DATA IN THIS EXERCISE:
━━━

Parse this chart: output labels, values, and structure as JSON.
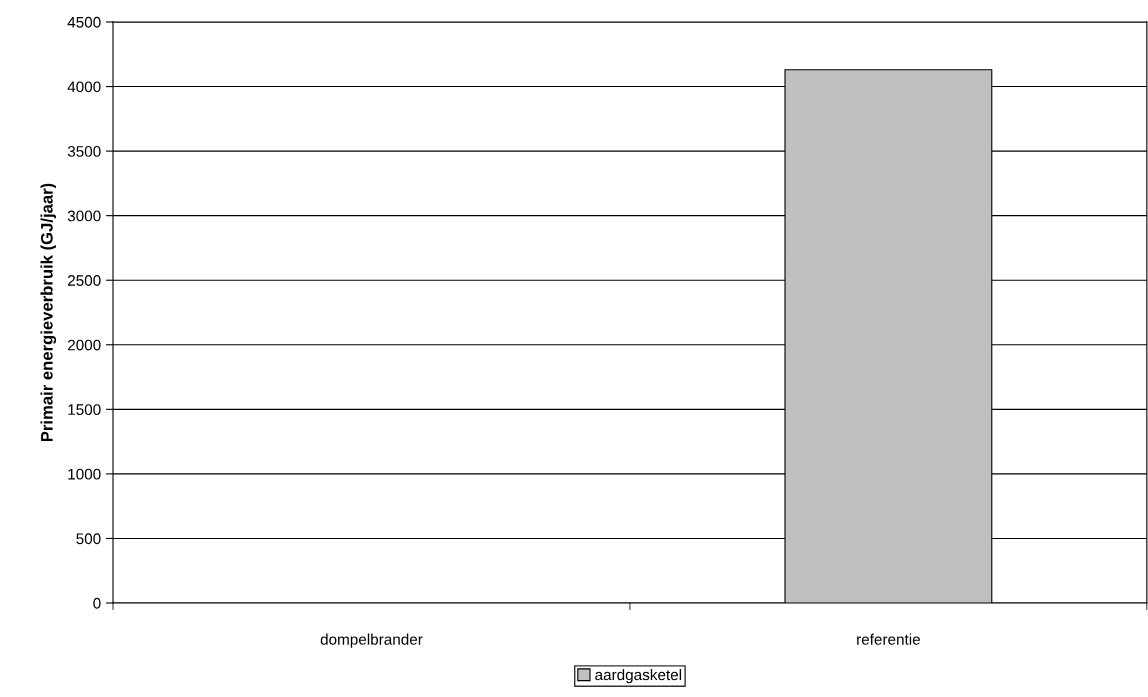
{
  "chart_data": {
    "type": "bar",
    "ylabel": "Primair energieverbruik (GJ/jaar)",
    "categories": [
      "dompelbrander",
      "referentie"
    ],
    "series": [
      {
        "name": "aardgasketel",
        "color": "#c0c0c0",
        "values": [
          null,
          4130
        ]
      }
    ],
    "ylim": [
      0,
      4500
    ],
    "yticks": [
      0,
      500,
      1000,
      1500,
      2000,
      2500,
      3000,
      3500,
      4000,
      4500
    ],
    "grid": "y",
    "legend": "bottom"
  }
}
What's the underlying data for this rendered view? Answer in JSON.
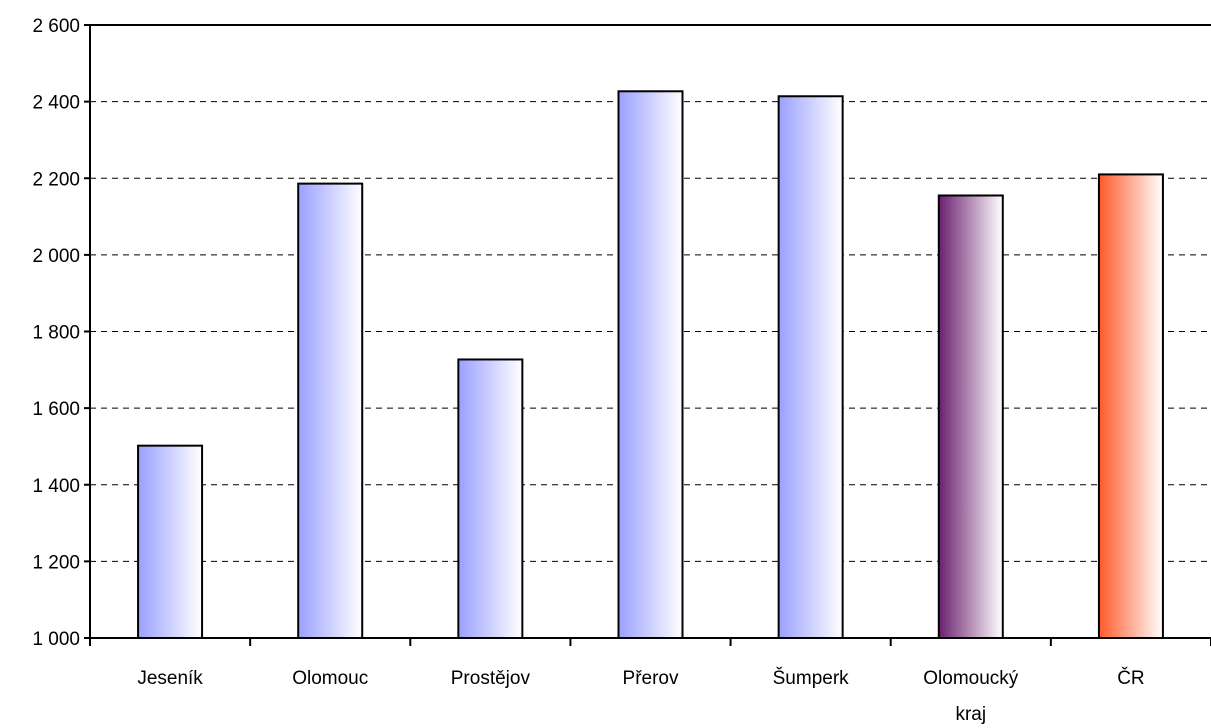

━━━

Every line of text is to be repeated exactly; pictures are left out.

Parse this chart: output labels, values, and structure as JSON.
{
  "chart_data": {
    "type": "bar",
    "ylabel": "Primair energieverbruik (GJ/jaar)",
    "categories": [
      "dompelbrander",
      "referentie"
    ],
    "series": [
      {
        "name": "aardgasketel",
        "color": "#c0c0c0",
        "values": [
          null,
          4130
        ]
      }
    ],
    "ylim": [
      0,
      4500
    ],
    "yticks": [
      0,
      500,
      1000,
      1500,
      2000,
      2500,
      3000,
      3500,
      4000,
      4500
    ],
    "grid": "y",
    "legend": "bottom"
  }
}
What's the underlying data for this rendered view? Answer in JSON.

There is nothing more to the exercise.